• **Set exercise**: Which rows below contain the string "numerator", with case counting? Pick out each of those rows and copy it in full.

• **Given records**:
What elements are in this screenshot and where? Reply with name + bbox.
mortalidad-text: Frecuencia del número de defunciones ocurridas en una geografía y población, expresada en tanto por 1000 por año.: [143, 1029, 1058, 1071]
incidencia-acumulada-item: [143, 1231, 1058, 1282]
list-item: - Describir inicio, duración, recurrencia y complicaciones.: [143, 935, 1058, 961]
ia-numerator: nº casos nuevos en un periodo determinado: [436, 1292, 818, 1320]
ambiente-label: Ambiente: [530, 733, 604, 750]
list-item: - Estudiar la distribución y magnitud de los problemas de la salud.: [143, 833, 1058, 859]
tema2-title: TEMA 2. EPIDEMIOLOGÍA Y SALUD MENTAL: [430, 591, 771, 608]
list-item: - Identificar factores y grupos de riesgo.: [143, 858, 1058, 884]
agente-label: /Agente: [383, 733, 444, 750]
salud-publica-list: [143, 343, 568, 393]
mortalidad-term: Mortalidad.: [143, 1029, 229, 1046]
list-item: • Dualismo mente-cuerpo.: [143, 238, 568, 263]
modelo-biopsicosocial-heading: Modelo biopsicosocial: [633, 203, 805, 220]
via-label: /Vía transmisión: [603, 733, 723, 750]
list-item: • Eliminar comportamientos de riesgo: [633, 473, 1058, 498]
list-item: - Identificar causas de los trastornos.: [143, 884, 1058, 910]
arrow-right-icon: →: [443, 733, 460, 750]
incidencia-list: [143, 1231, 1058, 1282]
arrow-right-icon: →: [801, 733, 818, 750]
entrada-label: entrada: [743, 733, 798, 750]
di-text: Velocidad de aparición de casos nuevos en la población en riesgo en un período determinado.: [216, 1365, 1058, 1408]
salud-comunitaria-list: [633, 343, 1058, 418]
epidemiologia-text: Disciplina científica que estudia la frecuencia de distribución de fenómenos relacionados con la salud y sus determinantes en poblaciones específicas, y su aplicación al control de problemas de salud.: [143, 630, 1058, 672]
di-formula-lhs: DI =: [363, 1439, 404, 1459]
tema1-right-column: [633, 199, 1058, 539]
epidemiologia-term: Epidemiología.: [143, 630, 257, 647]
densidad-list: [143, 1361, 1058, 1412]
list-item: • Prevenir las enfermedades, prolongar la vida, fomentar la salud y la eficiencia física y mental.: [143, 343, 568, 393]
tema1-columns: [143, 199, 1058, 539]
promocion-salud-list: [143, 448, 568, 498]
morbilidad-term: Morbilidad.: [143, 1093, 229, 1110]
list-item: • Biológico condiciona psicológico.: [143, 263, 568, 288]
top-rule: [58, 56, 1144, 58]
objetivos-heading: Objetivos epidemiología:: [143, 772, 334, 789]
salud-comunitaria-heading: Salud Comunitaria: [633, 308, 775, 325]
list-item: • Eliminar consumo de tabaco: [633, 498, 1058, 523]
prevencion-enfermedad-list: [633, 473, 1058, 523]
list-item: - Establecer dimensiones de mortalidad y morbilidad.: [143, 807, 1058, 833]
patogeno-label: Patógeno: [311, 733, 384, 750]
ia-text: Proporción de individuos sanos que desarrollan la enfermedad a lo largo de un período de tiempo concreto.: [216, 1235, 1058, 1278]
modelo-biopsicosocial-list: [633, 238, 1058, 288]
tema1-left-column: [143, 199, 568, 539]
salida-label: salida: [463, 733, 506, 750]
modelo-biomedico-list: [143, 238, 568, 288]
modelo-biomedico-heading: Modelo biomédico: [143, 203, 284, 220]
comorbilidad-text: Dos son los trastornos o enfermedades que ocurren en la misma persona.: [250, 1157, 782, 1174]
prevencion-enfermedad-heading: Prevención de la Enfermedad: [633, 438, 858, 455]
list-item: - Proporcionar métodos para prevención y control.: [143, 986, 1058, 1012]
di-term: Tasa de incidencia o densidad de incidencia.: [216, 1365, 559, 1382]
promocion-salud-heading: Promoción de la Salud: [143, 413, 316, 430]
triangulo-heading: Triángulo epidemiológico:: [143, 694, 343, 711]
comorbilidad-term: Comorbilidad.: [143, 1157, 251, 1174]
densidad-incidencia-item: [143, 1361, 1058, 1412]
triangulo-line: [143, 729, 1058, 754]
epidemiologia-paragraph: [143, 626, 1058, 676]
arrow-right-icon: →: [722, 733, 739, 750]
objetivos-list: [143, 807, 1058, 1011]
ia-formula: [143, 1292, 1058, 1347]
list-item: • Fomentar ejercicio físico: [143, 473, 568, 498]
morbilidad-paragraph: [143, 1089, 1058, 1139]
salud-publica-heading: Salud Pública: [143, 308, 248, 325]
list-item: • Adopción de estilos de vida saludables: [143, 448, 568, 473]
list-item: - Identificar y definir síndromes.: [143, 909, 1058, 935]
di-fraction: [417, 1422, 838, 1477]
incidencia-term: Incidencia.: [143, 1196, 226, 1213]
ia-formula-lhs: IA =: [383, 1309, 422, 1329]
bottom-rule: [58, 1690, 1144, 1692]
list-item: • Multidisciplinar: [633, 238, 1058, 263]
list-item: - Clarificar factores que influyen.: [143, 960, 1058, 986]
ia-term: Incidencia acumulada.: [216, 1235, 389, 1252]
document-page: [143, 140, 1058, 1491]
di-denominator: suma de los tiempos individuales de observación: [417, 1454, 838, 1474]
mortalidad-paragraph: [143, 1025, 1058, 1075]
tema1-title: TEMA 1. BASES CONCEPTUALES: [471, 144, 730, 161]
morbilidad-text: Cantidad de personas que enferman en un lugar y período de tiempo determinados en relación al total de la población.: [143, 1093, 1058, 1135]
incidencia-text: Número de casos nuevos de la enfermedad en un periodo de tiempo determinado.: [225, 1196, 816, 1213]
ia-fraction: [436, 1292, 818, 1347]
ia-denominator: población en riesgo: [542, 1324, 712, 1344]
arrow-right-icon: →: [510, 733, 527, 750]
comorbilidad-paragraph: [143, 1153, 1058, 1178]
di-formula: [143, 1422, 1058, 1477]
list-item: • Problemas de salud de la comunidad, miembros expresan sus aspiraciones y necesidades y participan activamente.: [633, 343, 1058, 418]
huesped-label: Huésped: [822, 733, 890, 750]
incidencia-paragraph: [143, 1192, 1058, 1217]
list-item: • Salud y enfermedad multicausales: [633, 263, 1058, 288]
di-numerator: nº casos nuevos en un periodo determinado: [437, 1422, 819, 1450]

• **Written answer**:
ia-numerator: nº casos nuevos en un periodo determinado: [436, 1292, 818, 1320]
di-numerator: nº casos nuevos en un periodo determinado: [437, 1422, 819, 1450]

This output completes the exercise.